Your goal —
Restate the entries below word for word, omitting nothing.

◇ ◇ ◇

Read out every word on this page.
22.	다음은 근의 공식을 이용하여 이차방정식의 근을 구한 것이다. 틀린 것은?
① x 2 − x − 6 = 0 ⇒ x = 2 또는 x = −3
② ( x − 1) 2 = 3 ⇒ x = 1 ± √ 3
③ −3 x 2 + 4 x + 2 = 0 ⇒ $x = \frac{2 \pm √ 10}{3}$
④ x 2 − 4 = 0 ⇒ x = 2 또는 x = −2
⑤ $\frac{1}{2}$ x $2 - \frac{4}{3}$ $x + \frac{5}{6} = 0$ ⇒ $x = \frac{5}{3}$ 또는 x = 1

◇ ◇ ◇

Solution to this problem —
Read out every word on this page.
22.	다음은 근의 공식을 이용하여 이차방정식의 근을 구한 것이다. 틀린 것은?
① x 2 − x − 6 = 0 ⇒ x = 2 또는 x = −3
② ( x − 1) 2 = 3 ⇒ x = 1 ± √ 3
③ −3 x 2 + 4 x + 2 = 0 ⇒ $x = \frac{2 \pm √ 10}{3}$
④ x 2 − 4 = 0 ⇒ x = 2 또는 x = −2
⑤ $\frac{1}{2}$ x $2 - \frac{4}{3}$ $x + \frac{5}{6} = 0$ ⇒ $x = \frac{5}{3}$ 또는 x = 1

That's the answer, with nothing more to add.